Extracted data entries
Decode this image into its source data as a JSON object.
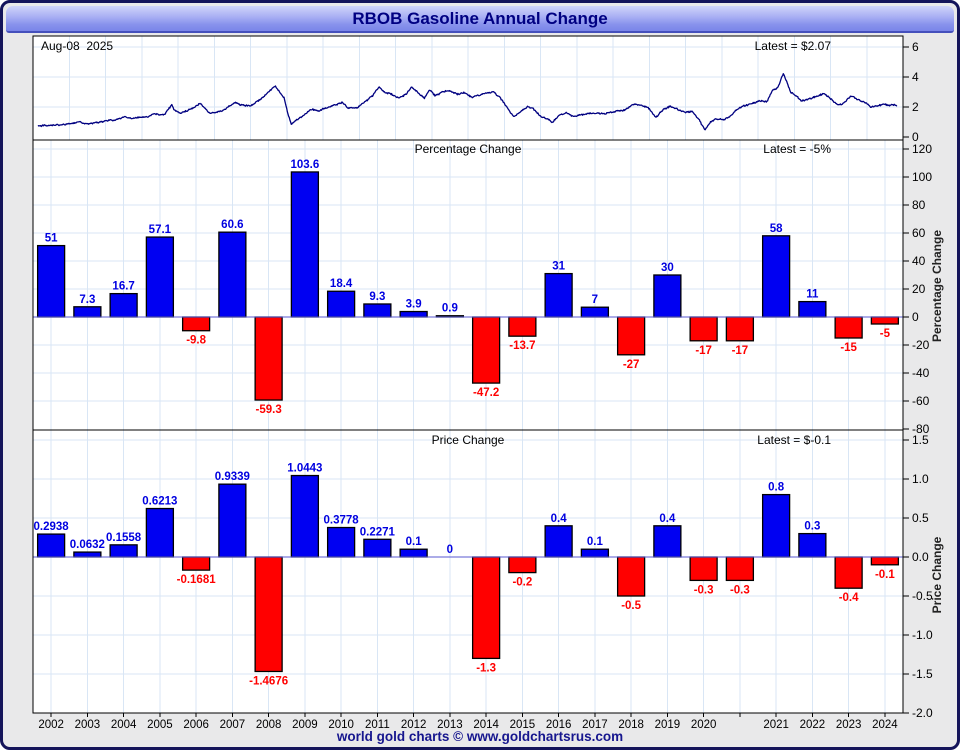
{
  "window": {
    "title": "RBOB Gasoline Annual Change",
    "footer": "world gold charts © www.goldchartsrus.com"
  },
  "colors": {
    "bar_positive": "#0000f2",
    "bar_negative": "#ff0000",
    "label_positive": "#0000e0",
    "label_negative": "#ff0000",
    "line": "#000080",
    "grid": "#d9e6f5",
    "zero_line": "#5a5ad2",
    "frame": "#000000",
    "panel_bg": "#ffffff"
  },
  "price_panel": {
    "date_label": "Aug-08  2025",
    "latest_label": "Latest = $2.07"
  },
  "pct_panel": {
    "title": "Percentage Change",
    "latest_label": "Latest = -5%",
    "axis_label": "Percentage Change"
  },
  "chg_panel": {
    "title": "Price Change",
    "latest_label": "Latest = $-0.1",
    "axis_label": "Price Change"
  },
  "x_axis": {
    "categories": [
      "2002",
      "2003",
      "2004",
      "2005",
      "2006",
      "2007",
      "2008",
      "2009",
      "2010",
      "2011",
      "2012",
      "2013",
      "2014",
      "2015",
      "2016",
      "2017",
      "2018",
      "2019",
      "2020",
      "",
      "2021",
      "2022",
      "2023",
      "2024"
    ]
  },
  "chart_data": [
    {
      "type": "line",
      "name": "rbob-price-history",
      "title": "RBOB Gasoline price 2002 - Aug 2025 (USD)",
      "x_range": [
        2002.0,
        2025.58
      ],
      "ylim": [
        0,
        7
      ],
      "ytick_values": [
        0,
        2,
        4,
        6
      ],
      "ytick_labels": [
        "0",
        "2",
        "4",
        "6"
      ],
      "latest_value": 2.07,
      "anchors": [
        [
          2002.0,
          0.72
        ],
        [
          2002.3,
          0.78
        ],
        [
          2002.6,
          0.82
        ],
        [
          2002.9,
          0.88
        ],
        [
          2003.15,
          1.02
        ],
        [
          2003.3,
          0.86
        ],
        [
          2003.6,
          0.95
        ],
        [
          2003.8,
          1.05
        ],
        [
          2004.1,
          1.15
        ],
        [
          2004.4,
          1.35
        ],
        [
          2004.6,
          1.22
        ],
        [
          2004.75,
          1.3
        ],
        [
          2005.0,
          1.35
        ],
        [
          2005.2,
          1.55
        ],
        [
          2005.45,
          1.45
        ],
        [
          2005.67,
          2.15
        ],
        [
          2005.75,
          1.75
        ],
        [
          2005.9,
          1.6
        ],
        [
          2006.2,
          1.85
        ],
        [
          2006.45,
          2.25
        ],
        [
          2006.7,
          1.6
        ],
        [
          2006.9,
          1.65
        ],
        [
          2007.1,
          1.8
        ],
        [
          2007.4,
          2.3
        ],
        [
          2007.6,
          2.1
        ],
        [
          2007.85,
          2.1
        ],
        [
          2008.0,
          2.35
        ],
        [
          2008.2,
          2.7
        ],
        [
          2008.5,
          3.4
        ],
        [
          2008.6,
          3.1
        ],
        [
          2008.75,
          2.6
        ],
        [
          2008.85,
          1.6
        ],
        [
          2008.95,
          0.85
        ],
        [
          2009.1,
          1.15
        ],
        [
          2009.3,
          1.45
        ],
        [
          2009.5,
          1.85
        ],
        [
          2009.7,
          1.75
        ],
        [
          2009.9,
          1.95
        ],
        [
          2010.1,
          2.1
        ],
        [
          2010.35,
          2.3
        ],
        [
          2010.5,
          1.95
        ],
        [
          2010.75,
          1.95
        ],
        [
          2011.0,
          2.4
        ],
        [
          2011.2,
          2.8
        ],
        [
          2011.35,
          3.35
        ],
        [
          2011.5,
          3.0
        ],
        [
          2011.7,
          2.85
        ],
        [
          2011.9,
          2.6
        ],
        [
          2012.1,
          2.85
        ],
        [
          2012.25,
          3.35
        ],
        [
          2012.45,
          2.9
        ],
        [
          2012.6,
          2.6
        ],
        [
          2012.75,
          3.15
        ],
        [
          2012.9,
          2.75
        ],
        [
          2013.1,
          3.0
        ],
        [
          2013.3,
          3.1
        ],
        [
          2013.5,
          2.85
        ],
        [
          2013.7,
          2.95
        ],
        [
          2013.9,
          2.65
        ],
        [
          2014.1,
          2.8
        ],
        [
          2014.3,
          2.95
        ],
        [
          2014.5,
          3.0
        ],
        [
          2014.7,
          2.55
        ],
        [
          2014.9,
          1.85
        ],
        [
          2015.05,
          1.35
        ],
        [
          2015.3,
          1.8
        ],
        [
          2015.45,
          2.05
        ],
        [
          2015.6,
          1.85
        ],
        [
          2015.8,
          1.35
        ],
        [
          2016.0,
          1.2
        ],
        [
          2016.1,
          0.95
        ],
        [
          2016.3,
          1.45
        ],
        [
          2016.5,
          1.6
        ],
        [
          2016.7,
          1.35
        ],
        [
          2016.9,
          1.5
        ],
        [
          2017.1,
          1.55
        ],
        [
          2017.3,
          1.6
        ],
        [
          2017.55,
          1.55
        ],
        [
          2017.7,
          1.65
        ],
        [
          2017.9,
          1.75
        ],
        [
          2018.1,
          1.8
        ],
        [
          2018.35,
          2.2
        ],
        [
          2018.55,
          2.1
        ],
        [
          2018.75,
          1.95
        ],
        [
          2018.95,
          1.3
        ],
        [
          2019.15,
          1.85
        ],
        [
          2019.35,
          2.05
        ],
        [
          2019.55,
          1.85
        ],
        [
          2019.75,
          1.65
        ],
        [
          2019.95,
          1.7
        ],
        [
          2020.15,
          1.1
        ],
        [
          2020.3,
          0.45
        ],
        [
          2020.45,
          1.0
        ],
        [
          2020.6,
          1.2
        ],
        [
          2020.8,
          1.15
        ],
        [
          2021.0,
          1.4
        ],
        [
          2021.2,
          1.9
        ],
        [
          2021.4,
          2.1
        ],
        [
          2021.6,
          2.25
        ],
        [
          2021.8,
          2.4
        ],
        [
          2022.0,
          2.35
        ],
        [
          2022.15,
          3.1
        ],
        [
          2022.3,
          3.3
        ],
        [
          2022.45,
          4.25
        ],
        [
          2022.55,
          3.6
        ],
        [
          2022.65,
          3.0
        ],
        [
          2022.8,
          2.75
        ],
        [
          2022.95,
          2.4
        ],
        [
          2023.1,
          2.5
        ],
        [
          2023.3,
          2.65
        ],
        [
          2023.55,
          2.9
        ],
        [
          2023.75,
          2.55
        ],
        [
          2023.95,
          2.1
        ],
        [
          2024.1,
          2.25
        ],
        [
          2024.3,
          2.75
        ],
        [
          2024.5,
          2.5
        ],
        [
          2024.7,
          2.3
        ],
        [
          2024.85,
          2.0
        ],
        [
          2025.0,
          2.05
        ],
        [
          2025.2,
          2.2
        ],
        [
          2025.35,
          2.1
        ],
        [
          2025.5,
          2.15
        ],
        [
          2025.58,
          2.07
        ]
      ]
    },
    {
      "type": "bar",
      "name": "percentage-change",
      "title": "Percentage Change",
      "categories": [
        "2002",
        "2003",
        "2004",
        "2005",
        "2006",
        "2007",
        "2008",
        "2009",
        "2010",
        "2011",
        "2012",
        "2013",
        "2014",
        "2015",
        "2016",
        "2017",
        "2018",
        "2019",
        "2020",
        "",
        "2021",
        "2022",
        "2023",
        "2024"
      ],
      "values": [
        51,
        7.3,
        16.7,
        57.1,
        -9.8,
        60.6,
        -59.3,
        103.6,
        18.4,
        9.3,
        3.9,
        0.9,
        -47.2,
        -13.7,
        31,
        7,
        -27,
        30,
        -17,
        -17,
        58,
        11,
        -15,
        -5
      ],
      "labels": [
        "51",
        "7.3",
        "16.7",
        "57.1",
        "-9.8",
        "60.6",
        "-59.3",
        "103.6",
        "18.4",
        "9.3",
        "3.9",
        "0.9",
        "-47.2",
        "-13.7",
        "31",
        "7",
        "-27",
        "30",
        "-17",
        "-17",
        "58",
        "11",
        "-15",
        "-5"
      ],
      "ylim": [
        -80,
        130
      ],
      "ytick_values": [
        120,
        100,
        80,
        60,
        40,
        20,
        0,
        -20,
        -40,
        -60,
        -80
      ],
      "ytick_labels": [
        "120",
        "100",
        "80",
        "60",
        "40",
        "20",
        "0",
        "-20",
        "-40",
        "-60",
        "-80"
      ],
      "ylabel": "Percentage Change",
      "latest_value": -5
    },
    {
      "type": "bar",
      "name": "price-change",
      "title": "Price Change",
      "categories": [
        "2002",
        "2003",
        "2004",
        "2005",
        "2006",
        "2007",
        "2008",
        "2009",
        "2010",
        "2011",
        "2012",
        "2013",
        "2014",
        "2015",
        "2016",
        "2017",
        "2018",
        "2019",
        "2020",
        "",
        "2021",
        "2022",
        "2023",
        "2024"
      ],
      "values": [
        0.2938,
        0.0632,
        0.1558,
        0.6213,
        -0.1681,
        0.9339,
        -1.4676,
        1.0443,
        0.3778,
        0.2271,
        0.1,
        0,
        -1.3,
        -0.2,
        0.4,
        0.1,
        -0.5,
        0.4,
        -0.3,
        -0.3,
        0.8,
        0.3,
        -0.4,
        -0.1
      ],
      "labels": [
        "0.2938",
        "0.0632",
        "0.1558",
        "0.6213",
        "-0.1681",
        "0.9339",
        "-1.4676",
        "1.0443",
        "0.3778",
        "0.2271",
        "0.1",
        "0",
        "-1.3",
        "-0.2",
        "0.4",
        "0.1",
        "-0.5",
        "0.4",
        "-0.3",
        "-0.3",
        "0.8",
        "0.3",
        "-0.4",
        "-0.1"
      ],
      "ylim": [
        -2.0,
        1.6
      ],
      "ytick_values": [
        1.5,
        1.0,
        0.5,
        0.0,
        -0.5,
        -1.0,
        -1.5,
        -2.0
      ],
      "ytick_labels": [
        "1.5",
        "1.0",
        "0.5",
        "0.0",
        "-0.5",
        "-1.0",
        "-1.5",
        "-2.0"
      ],
      "ylabel": "Price Change",
      "latest_value": -0.1
    }
  ]
}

> Given problem: Search the listing for the word "ylabel". Copy every line in which it occurs.

> Reply to the task:
      "ylabel": "Percentage Change",
      "ylabel": "Price Change",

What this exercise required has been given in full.